**Exercise objective**
Restate the data word for word and leave the images out.

**Dataset records**
===============
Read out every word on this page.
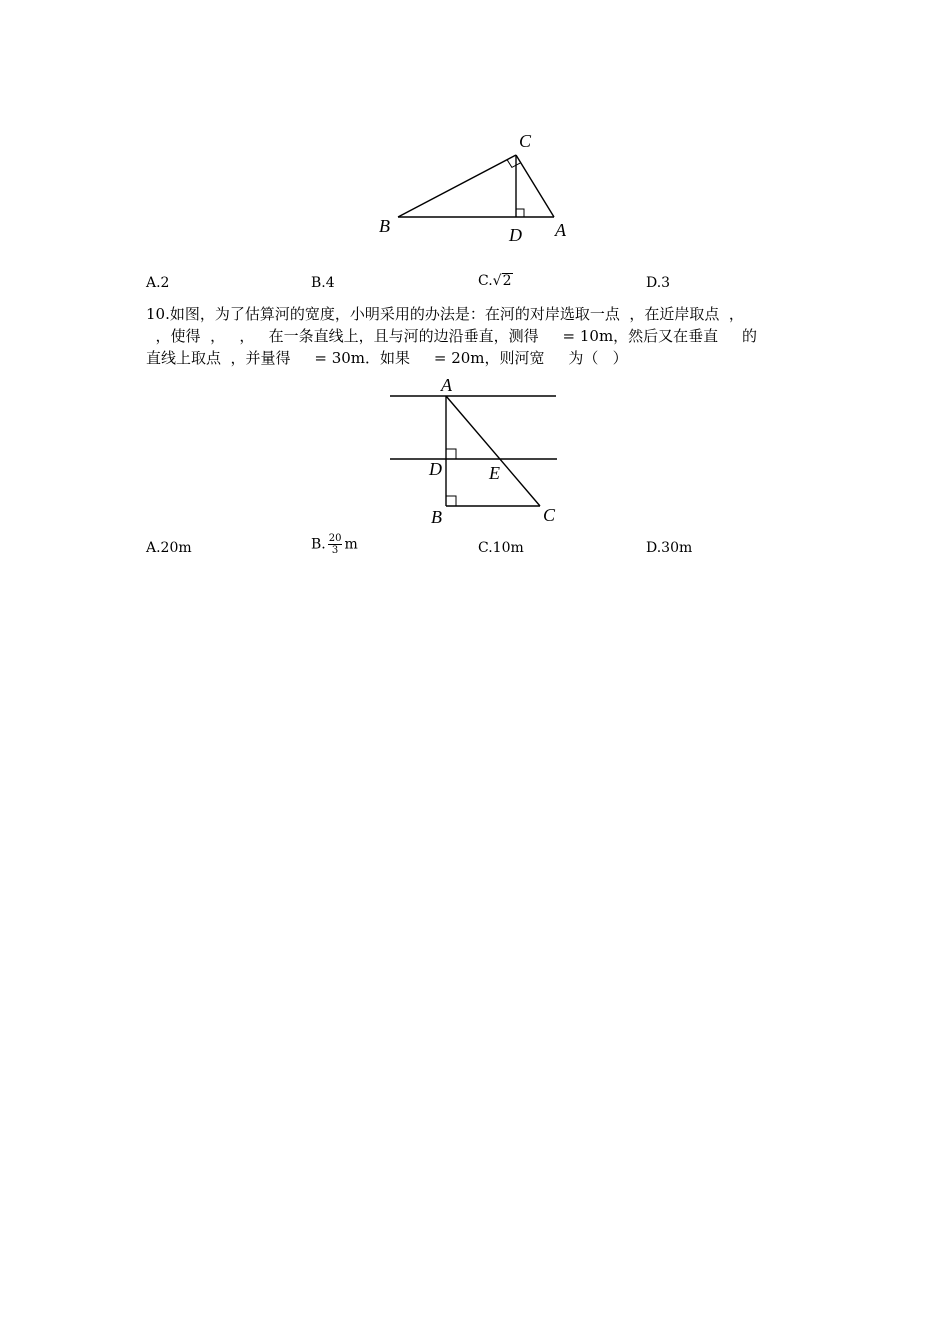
C
B	D A
A.2	B.4	C.√2	D.3
10.如图，为了估算河的宽度，小明采用的办法是：在河的对岸选取一点  ，在近岸取点  ，
，使得  ，   ，   在一条直线上，且与河的边沿垂直，测得     = 10m，然后又在垂直     的
直线上取点  ，并量得     = 30m．如果     = 20m，则河宽     为（   ）
A
D	E
B	C
A.20m	B. $\frac{20}{3}$ m	C.10m	D.30m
===============
**Task result**
Read out every word on this page.
C
B	D A
A.2	B.4	C.√2	D.3
10.如图，为了估算河的宽度，小明采用的办法是：在河的对岸选取一点  ，在近岸取点  ，
，使得  ，   ，   在一条直线上，且与河的边沿垂直，测得     = 10m，然后又在垂直     的
直线上取点  ，并量得     = 30m．如果     = 20m，则河宽     为（   ）
A
D	E
B	C
A.20m	B. $\frac{20}{3}$ m	C.10m	D.30m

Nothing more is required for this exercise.